Boxed element entries
------------
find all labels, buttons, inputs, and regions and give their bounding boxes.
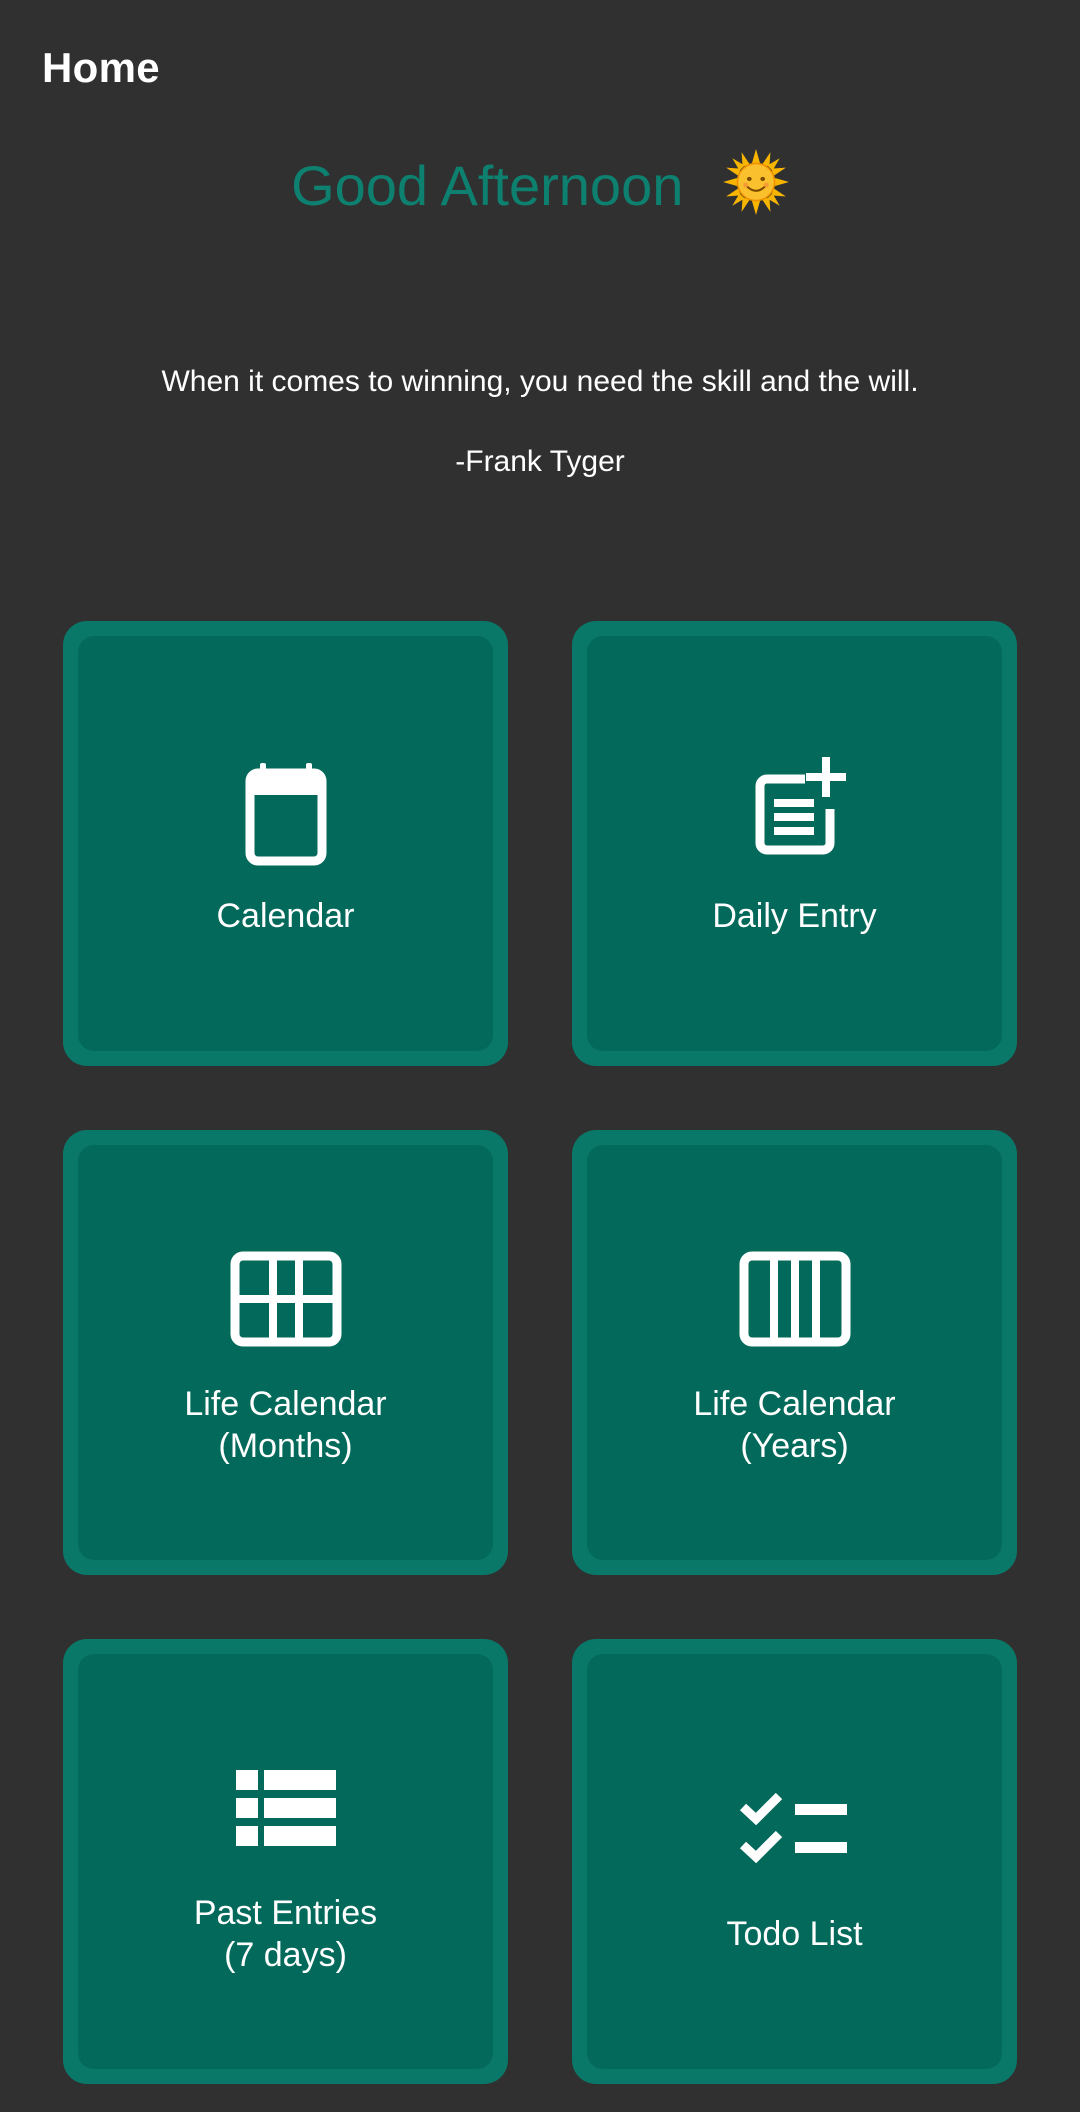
tile-label: Calendar — [216, 896, 355, 935]
tile-label: Past Entries (7 days) — [193, 1893, 378, 1974]
past-entries-tile[interactable]: Past Entries (7 days) — [63, 1639, 508, 2084]
daily-entry-tile[interactable]: Daily Entry — [572, 621, 1017, 1066]
quote-text: When it comes to winning, you need the s… — [161, 365, 919, 398]
sun-icon — [722, 149, 789, 216]
greeting-text: Good Afternoon — [291, 154, 684, 218]
tile-body: Life Calendar (Months) — [78, 1145, 493, 1560]
tile-body: Todo List — [587, 1654, 1002, 2069]
tile-label: Todo List — [726, 1914, 863, 1953]
todo-list-tile[interactable]: Todo List — [572, 1639, 1017, 2084]
tile-body: Past Entries (7 days) — [78, 1654, 493, 2069]
calendar-tile[interactable]: Calendar — [63, 621, 508, 1066]
tile-body: Daily Entry — [587, 636, 1002, 1051]
tile-label: Daily Entry — [712, 896, 877, 935]
tile-label: Life Calendar (Months) — [184, 1384, 387, 1465]
list-icon — [235, 1769, 336, 1846]
quote-author: -Frank Tyger — [455, 445, 625, 478]
tile-body: Life Calendar (Years) — [587, 1145, 1002, 1560]
app-bar: Home — [0, 0, 1080, 136]
calendar-icon — [245, 762, 326, 865]
page-title: Home — [42, 44, 160, 91]
grid-icon — [230, 1251, 341, 1346]
tile-label: Life Calendar (Years) — [693, 1384, 896, 1465]
life-calendar-months-tile[interactable]: Life Calendar (Months) — [63, 1130, 508, 1575]
tile-body: Calendar — [78, 636, 493, 1051]
menu-grid: Calendar Daily Entry Life Calendar (Mont… — [63, 621, 1017, 2084]
checklist-icon — [739, 1792, 847, 1863]
post-add-icon — [755, 756, 846, 854]
greeting: Good Afternoon — [0, 146, 1080, 222]
columns-icon — [739, 1251, 850, 1346]
life-calendar-years-tile[interactable]: Life Calendar (Years) — [572, 1130, 1017, 1575]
------------
*Your objective*: Rewrite the listing from the line with "tile-label: Calendar — [216, 896, 355, 935]" to the line with "tile-body: Life Calendar (Months)", swapping "Good Afternoon" for "Good Evening" and leaving everything else as it is.

*Reply to the exercise*:
tile-label: Calendar — [216, 896, 355, 935]
tile-label: Past Entries (7 days) — [193, 1893, 378, 1974]
past-entries-tile[interactable]: Past Entries (7 days) — [63, 1639, 508, 2084]
daily-entry-tile[interactable]: Daily Entry — [572, 621, 1017, 1066]
quote-text: When it comes to winning, you need the s… — [161, 365, 919, 398]
sun-icon — [722, 149, 789, 216]
greeting-text: Good Evening — [291, 154, 684, 218]
tile-body: Life Calendar (Months) — [78, 1145, 493, 1560]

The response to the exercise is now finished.